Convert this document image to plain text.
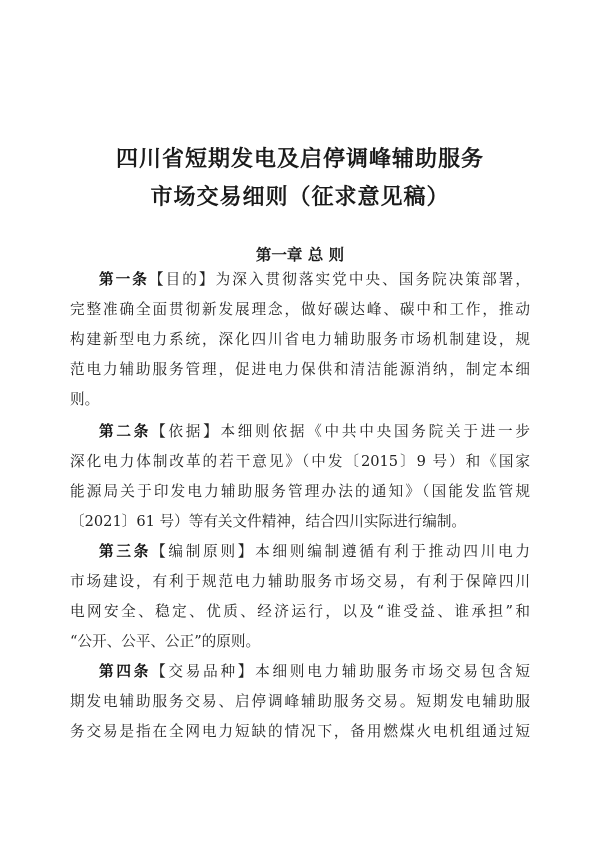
四川省短期发电及启停调峰辅助服务
市场交易细则（征求意见稿）
第一章 总 则
第一条【目的】为深入贯彻落实党中央、国务院决策部署，
完整准确全面贯彻新发展理念，做好碳达峰、碳中和工作，推动
构建新型电力系统，深化四川省电力辅助服务市场机制建设，规
范电力辅助服务管理，促进电力保供和清洁能源消纳，制定本细
则。
第二条【依据】本细则依据《中共中央国务院关于进一步
深化电力体制改革的若干意见》（中发〔2015〕9 号）和《国家
能源局关于印发电力辅助服务管理办法的通知》（国能发监管规
〔2021〕61 号）等有关文件精神，结合四川实际进行编制。
第三条【编制原则】本细则编制遵循有利于推动四川电力
市场建设，有利于规范电力辅助服务市场交易，有利于保障四川
电网安全、稳定、优质、经济运行，以及“谁受益、谁承担”和
“公开、公平、公正”的原则。
第四条【交易品种】本细则电力辅助服务市场交易包含短
期发电辅助服务交易、启停调峰辅助服务交易。短期发电辅助服
务交易是指在全网电力短缺的情况下，备用燃煤火电机组通过短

____________________

● **TASK DESCRIPTION**
Transcribe the full listing character for character. Pictures are excluded.

● **WRITTEN RESPONSE**
Convert this document image to plain text.
四川省短期发电及启停调峰辅助服务
市场交易细则（征求意见稿）
第一章 总 则
第一条【目的】为深入贯彻落实党中央、国务院决策部署，
完整准确全面贯彻新发展理念，做好碳达峰、碳中和工作，推动
构建新型电力系统，深化四川省电力辅助服务市场机制建设，规
范电力辅助服务管理，促进电力保供和清洁能源消纳，制定本细
则。
第二条【依据】本细则依据《中共中央国务院关于进一步
深化电力体制改革的若干意见》（中发〔2015〕9 号）和《国家
能源局关于印发电力辅助服务管理办法的通知》（国能发监管规
〔2021〕61 号）等有关文件精神，结合四川实际进行编制。
第三条【编制原则】本细则编制遵循有利于推动四川电力
市场建设，有利于规范电力辅助服务市场交易，有利于保障四川
电网安全、稳定、优质、经济运行，以及“谁受益、谁承担”和
“公开、公平、公正”的原则。
第四条【交易品种】本细则电力辅助服务市场交易包含短
期发电辅助服务交易、启停调峰辅助服务交易。短期发电辅助服
务交易是指在全网电力短缺的情况下，备用燃煤火电机组通过短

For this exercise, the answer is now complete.